GOAL OF THE EXERCISE
Isolate every line in the records below with "description" in it.

RECORDS FOR THIS EXERCISE
________________

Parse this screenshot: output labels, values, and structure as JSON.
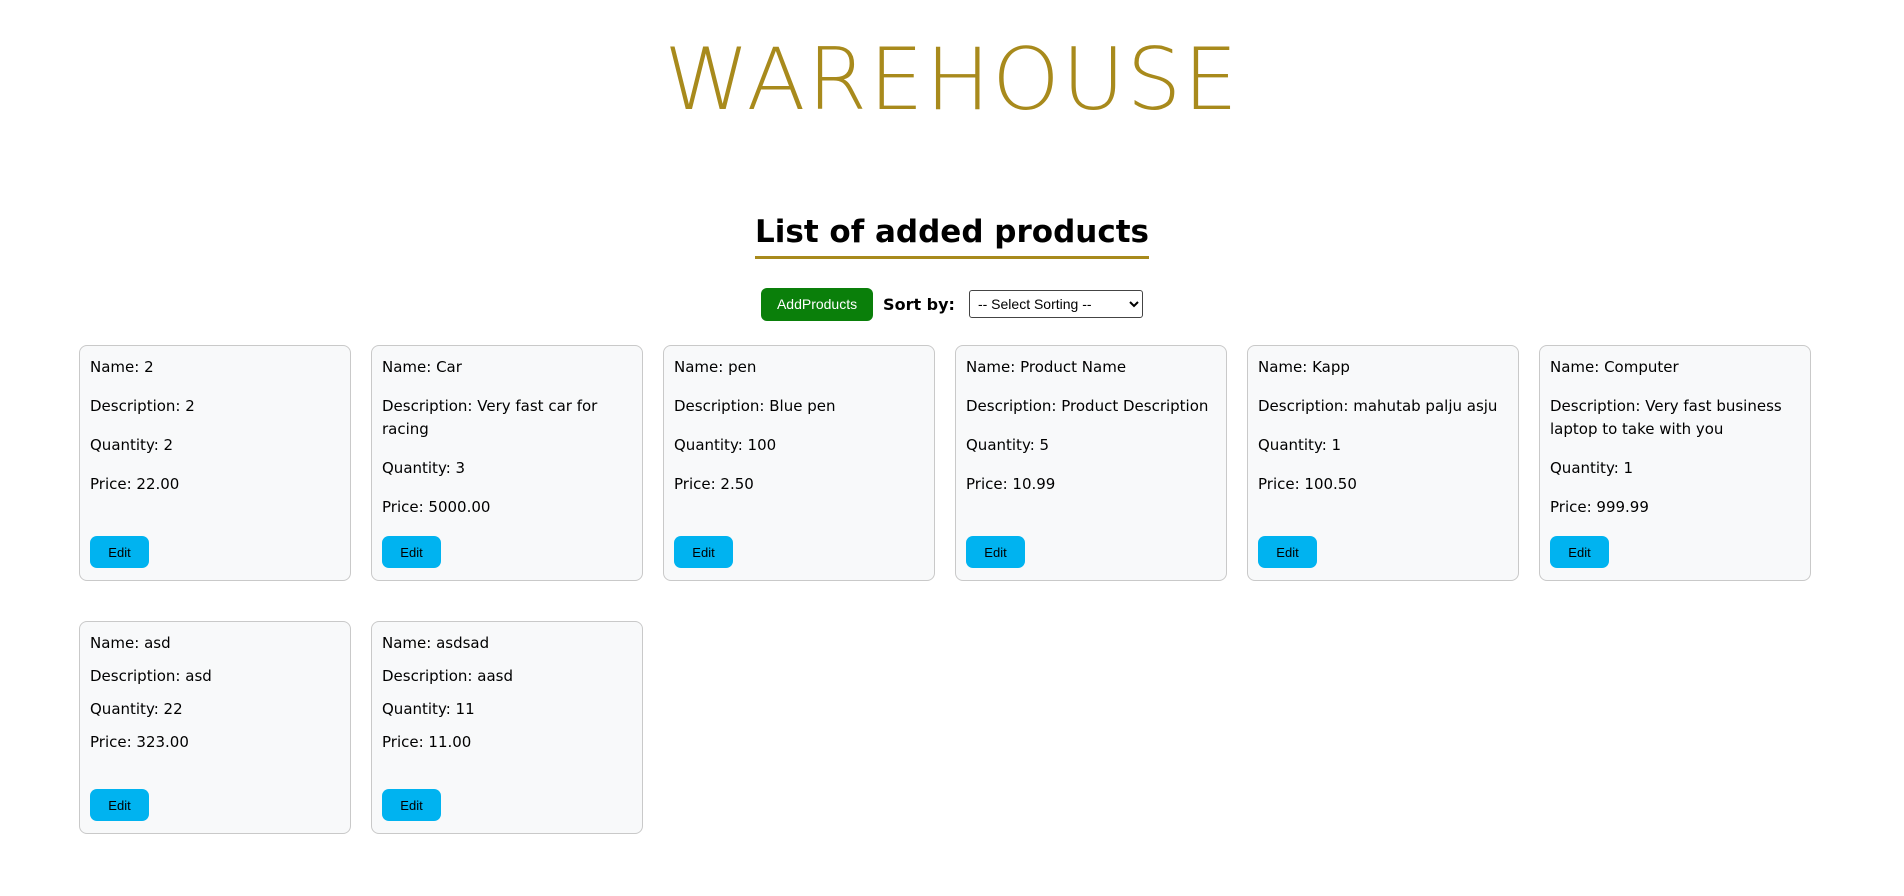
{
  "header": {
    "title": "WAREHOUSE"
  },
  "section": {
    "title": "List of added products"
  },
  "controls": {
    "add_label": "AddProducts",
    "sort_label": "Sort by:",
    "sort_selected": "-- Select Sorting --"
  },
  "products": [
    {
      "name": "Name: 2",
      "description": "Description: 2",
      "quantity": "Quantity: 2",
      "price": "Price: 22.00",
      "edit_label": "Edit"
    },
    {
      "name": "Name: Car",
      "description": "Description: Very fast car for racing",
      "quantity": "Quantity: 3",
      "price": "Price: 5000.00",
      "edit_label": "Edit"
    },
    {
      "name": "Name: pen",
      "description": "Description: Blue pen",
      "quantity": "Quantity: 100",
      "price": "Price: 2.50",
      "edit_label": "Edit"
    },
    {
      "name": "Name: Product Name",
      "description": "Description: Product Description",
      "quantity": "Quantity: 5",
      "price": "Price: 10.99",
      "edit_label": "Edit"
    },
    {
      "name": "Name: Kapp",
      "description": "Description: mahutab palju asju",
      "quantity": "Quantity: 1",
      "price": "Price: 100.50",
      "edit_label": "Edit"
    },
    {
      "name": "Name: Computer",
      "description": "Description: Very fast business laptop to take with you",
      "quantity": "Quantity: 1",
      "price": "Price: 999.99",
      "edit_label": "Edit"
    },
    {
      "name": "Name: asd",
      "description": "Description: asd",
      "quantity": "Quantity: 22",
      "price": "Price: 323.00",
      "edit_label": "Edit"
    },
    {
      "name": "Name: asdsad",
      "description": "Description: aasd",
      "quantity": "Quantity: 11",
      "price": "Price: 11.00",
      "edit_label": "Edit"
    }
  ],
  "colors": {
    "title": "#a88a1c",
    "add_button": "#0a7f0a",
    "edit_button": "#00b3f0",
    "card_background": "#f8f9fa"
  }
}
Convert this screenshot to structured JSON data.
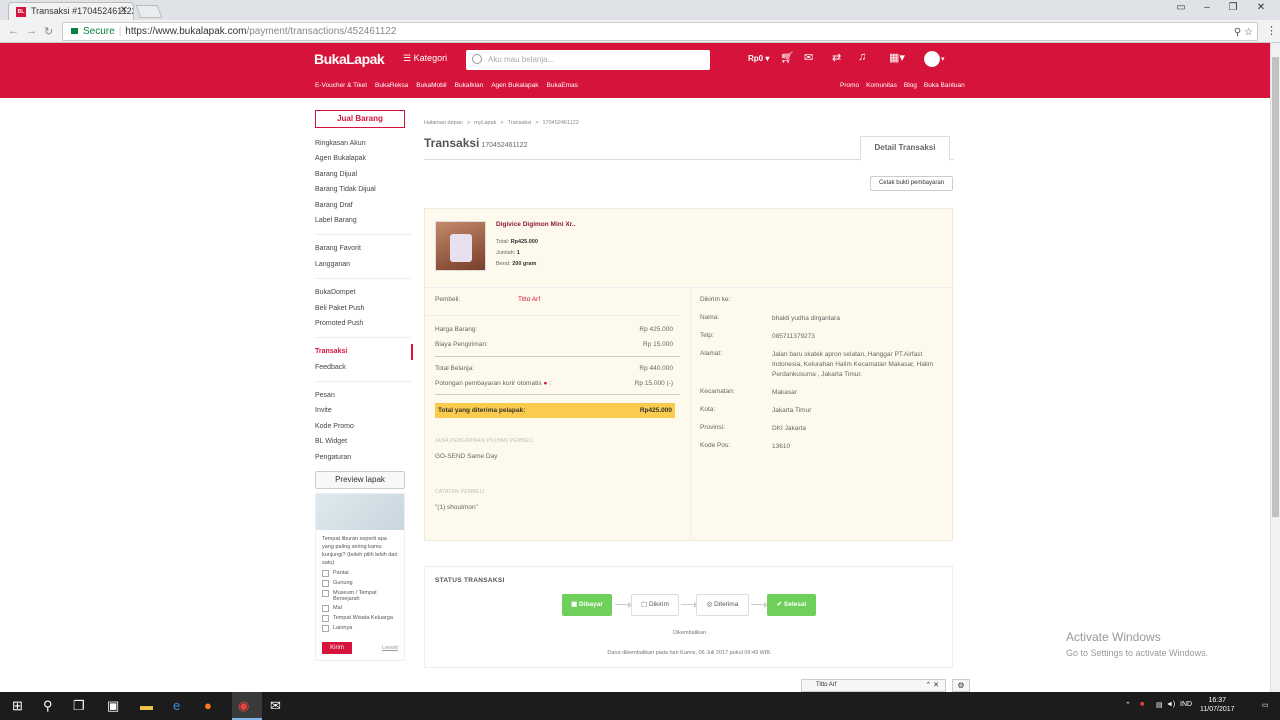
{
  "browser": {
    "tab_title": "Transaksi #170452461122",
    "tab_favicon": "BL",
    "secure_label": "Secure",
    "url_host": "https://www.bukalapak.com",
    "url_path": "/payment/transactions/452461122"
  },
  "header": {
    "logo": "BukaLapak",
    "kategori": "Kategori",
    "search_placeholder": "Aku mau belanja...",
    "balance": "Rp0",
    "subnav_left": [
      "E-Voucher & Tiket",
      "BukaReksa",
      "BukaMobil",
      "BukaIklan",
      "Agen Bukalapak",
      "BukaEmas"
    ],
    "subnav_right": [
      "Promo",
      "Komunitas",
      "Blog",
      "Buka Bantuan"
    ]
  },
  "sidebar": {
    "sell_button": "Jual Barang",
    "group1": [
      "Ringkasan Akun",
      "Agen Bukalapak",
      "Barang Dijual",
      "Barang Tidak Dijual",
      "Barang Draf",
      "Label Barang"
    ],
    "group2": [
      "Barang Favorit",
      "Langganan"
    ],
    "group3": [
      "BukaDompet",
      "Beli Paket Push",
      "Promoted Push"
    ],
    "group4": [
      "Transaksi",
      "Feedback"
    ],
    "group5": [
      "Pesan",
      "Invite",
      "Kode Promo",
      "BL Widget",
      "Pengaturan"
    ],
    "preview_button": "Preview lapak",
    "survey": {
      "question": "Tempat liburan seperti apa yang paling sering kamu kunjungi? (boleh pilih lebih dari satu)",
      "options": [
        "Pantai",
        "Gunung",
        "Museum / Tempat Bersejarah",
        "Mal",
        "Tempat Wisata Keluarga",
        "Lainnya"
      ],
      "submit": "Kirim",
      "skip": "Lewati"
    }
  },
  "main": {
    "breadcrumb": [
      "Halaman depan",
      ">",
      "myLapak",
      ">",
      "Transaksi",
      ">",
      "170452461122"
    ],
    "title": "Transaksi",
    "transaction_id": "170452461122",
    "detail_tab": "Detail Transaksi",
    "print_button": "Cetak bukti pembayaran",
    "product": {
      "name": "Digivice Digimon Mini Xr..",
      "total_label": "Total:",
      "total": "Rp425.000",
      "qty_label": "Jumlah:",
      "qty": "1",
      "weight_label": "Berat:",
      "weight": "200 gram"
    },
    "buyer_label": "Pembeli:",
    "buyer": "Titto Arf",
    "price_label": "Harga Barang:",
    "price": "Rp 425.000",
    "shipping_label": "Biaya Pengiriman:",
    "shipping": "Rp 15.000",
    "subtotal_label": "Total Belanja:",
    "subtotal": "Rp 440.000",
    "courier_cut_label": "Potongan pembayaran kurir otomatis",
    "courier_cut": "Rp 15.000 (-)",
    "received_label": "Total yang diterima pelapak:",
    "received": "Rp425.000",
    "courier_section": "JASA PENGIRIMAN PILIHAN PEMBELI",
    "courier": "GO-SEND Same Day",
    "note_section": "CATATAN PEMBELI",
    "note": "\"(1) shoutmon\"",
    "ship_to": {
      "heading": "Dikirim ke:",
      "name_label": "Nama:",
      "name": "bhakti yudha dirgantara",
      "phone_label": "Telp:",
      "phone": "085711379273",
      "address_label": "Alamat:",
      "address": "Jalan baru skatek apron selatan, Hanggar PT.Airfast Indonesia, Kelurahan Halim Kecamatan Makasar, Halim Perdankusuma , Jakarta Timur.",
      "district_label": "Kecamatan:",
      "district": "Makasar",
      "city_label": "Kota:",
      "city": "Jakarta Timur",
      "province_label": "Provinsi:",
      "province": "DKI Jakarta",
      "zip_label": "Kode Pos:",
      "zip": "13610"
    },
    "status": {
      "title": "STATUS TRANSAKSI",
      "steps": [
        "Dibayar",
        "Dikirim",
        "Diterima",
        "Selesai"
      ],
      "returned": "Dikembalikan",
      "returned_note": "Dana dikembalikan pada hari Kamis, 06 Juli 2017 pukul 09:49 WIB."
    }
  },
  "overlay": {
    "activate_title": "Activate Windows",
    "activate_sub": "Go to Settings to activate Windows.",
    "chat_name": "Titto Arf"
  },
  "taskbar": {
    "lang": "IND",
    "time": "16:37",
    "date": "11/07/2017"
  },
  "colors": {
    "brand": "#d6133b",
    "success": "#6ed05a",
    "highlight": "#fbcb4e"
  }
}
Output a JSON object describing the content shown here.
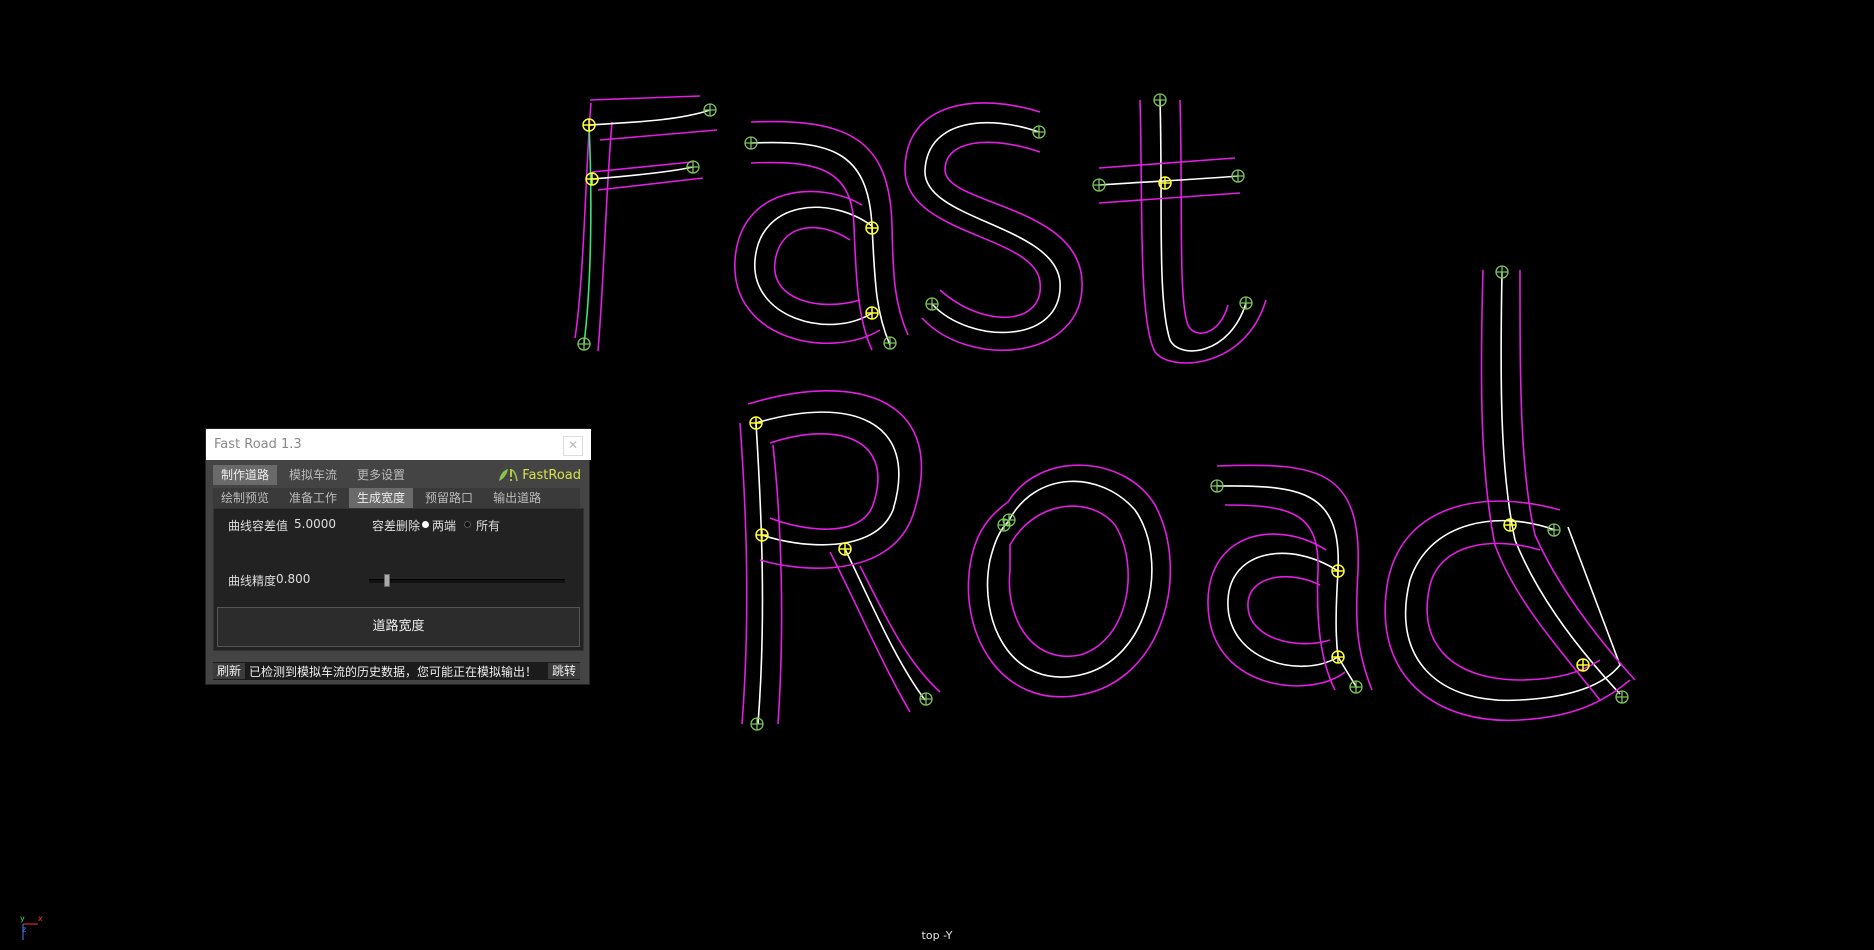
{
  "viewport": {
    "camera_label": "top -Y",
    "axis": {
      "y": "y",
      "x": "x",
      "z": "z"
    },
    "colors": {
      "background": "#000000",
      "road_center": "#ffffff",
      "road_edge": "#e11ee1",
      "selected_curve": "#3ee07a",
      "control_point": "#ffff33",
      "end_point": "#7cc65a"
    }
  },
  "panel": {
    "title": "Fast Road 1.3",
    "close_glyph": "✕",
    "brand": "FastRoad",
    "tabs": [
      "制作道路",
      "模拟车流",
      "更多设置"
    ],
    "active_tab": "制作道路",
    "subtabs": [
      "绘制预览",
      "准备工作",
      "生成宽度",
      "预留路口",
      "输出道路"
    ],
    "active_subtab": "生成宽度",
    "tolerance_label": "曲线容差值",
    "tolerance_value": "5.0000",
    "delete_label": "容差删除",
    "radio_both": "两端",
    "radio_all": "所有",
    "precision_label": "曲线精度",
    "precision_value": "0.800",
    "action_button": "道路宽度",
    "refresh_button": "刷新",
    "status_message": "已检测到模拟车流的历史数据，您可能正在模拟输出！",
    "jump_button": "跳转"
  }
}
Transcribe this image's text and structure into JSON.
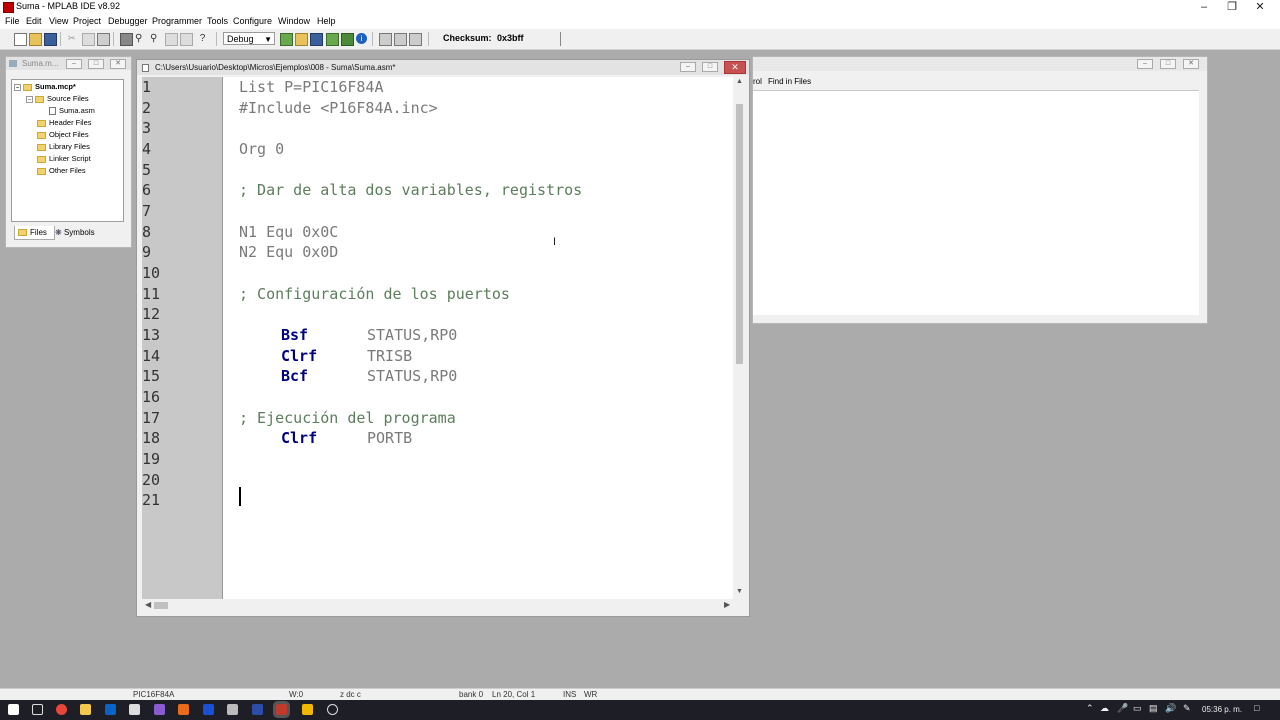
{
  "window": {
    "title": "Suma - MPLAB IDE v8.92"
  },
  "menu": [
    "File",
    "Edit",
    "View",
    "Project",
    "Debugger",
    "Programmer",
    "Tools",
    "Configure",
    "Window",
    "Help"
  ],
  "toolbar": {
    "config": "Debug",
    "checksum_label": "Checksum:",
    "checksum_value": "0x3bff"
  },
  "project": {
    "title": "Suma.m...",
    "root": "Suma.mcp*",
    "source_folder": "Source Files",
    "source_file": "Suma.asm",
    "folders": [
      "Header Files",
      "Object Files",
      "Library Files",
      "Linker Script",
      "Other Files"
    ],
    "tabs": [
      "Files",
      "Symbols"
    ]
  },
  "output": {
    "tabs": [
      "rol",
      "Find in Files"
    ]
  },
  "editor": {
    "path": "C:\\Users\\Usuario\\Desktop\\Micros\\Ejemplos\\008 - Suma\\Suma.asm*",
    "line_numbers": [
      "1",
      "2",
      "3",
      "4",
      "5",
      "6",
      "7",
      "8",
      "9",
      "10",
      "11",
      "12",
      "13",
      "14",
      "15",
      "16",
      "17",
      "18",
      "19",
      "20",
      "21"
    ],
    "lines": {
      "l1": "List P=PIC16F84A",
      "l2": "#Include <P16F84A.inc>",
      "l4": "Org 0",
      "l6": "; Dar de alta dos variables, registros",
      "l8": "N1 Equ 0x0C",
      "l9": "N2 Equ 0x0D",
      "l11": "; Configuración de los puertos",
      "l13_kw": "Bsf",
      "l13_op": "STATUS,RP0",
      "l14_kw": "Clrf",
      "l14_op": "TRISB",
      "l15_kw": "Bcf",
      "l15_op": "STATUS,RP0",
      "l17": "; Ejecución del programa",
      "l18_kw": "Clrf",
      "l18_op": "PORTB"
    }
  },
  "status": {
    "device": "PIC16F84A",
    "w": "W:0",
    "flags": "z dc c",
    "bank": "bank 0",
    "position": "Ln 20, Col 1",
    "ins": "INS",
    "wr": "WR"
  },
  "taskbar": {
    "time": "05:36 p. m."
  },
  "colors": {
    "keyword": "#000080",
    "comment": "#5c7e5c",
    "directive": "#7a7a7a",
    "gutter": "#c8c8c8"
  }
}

________________

ANSWER TO THE TASK
      "description": "Description: 2",
      "description": "Description: Very fast car for racing",
      "description": "Description: Blue pen",
      "description": "Description: Product Description",
      "description": "Description: mahutab palju asju",
      "description": "Description: Very fast business laptop to take with you",
      "description": "Description: asd",
      "description": "Description: aasd",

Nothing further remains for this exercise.